INFORMATION GIVEN -
'''

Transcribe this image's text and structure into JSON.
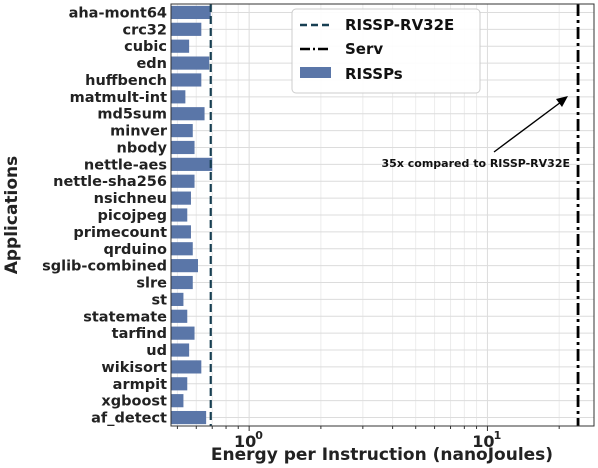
{
  "chart_data": {
    "type": "bar",
    "orientation": "horizontal",
    "title": "",
    "xlabel": "Energy per Instruction (nanoJoules)",
    "ylabel": "Applications",
    "x_scale": "log",
    "x_ticks": [
      {
        "value": 1,
        "label": "10",
        "exp": "0"
      },
      {
        "value": 10,
        "label": "10",
        "exp": "1"
      }
    ],
    "xlim": [
      0.47,
      28
    ],
    "grid": true,
    "legend_position": "top-center",
    "bar_color": "#5a76a8",
    "categories": [
      "aha-mont64",
      "crc32",
      "cubic",
      "edn",
      "huffbench",
      "matmult-int",
      "md5sum",
      "minver",
      "nbody",
      "nettle-aes",
      "nettle-sha256",
      "nsichneu",
      "picojpeg",
      "primecount",
      "qrduino",
      "sglib-combined",
      "slre",
      "st",
      "statemate",
      "tarfind",
      "ud",
      "wikisort",
      "armpit",
      "xgboost",
      "af_detect"
    ],
    "series": [
      {
        "name": "RISSPs",
        "values": [
          0.69,
          0.63,
          0.56,
          0.68,
          0.63,
          0.54,
          0.65,
          0.58,
          0.59,
          0.7,
          0.59,
          0.57,
          0.55,
          0.57,
          0.58,
          0.61,
          0.58,
          0.53,
          0.55,
          0.59,
          0.56,
          0.63,
          0.55,
          0.53,
          0.66
        ]
      }
    ],
    "reference_lines": [
      {
        "name": "RISSP-RV32E",
        "value": 0.69,
        "style": "dashed",
        "color": "#173f52"
      },
      {
        "name": "Serv",
        "value": 24,
        "style": "dashdot",
        "color": "#000000"
      }
    ],
    "annotation": {
      "text": "35x compared to RISSP-RV32E",
      "point_to": "Serv"
    }
  }
}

'''

AIM OF THE EXERCISE -
Lines holding the word "text" in the entries above are the ones to pull out. Copy them all.

ANSWER TO THE TASK -
Transcribe this image's text and structure into JSON.
      "text": "35x compared to RISSP-RV32E",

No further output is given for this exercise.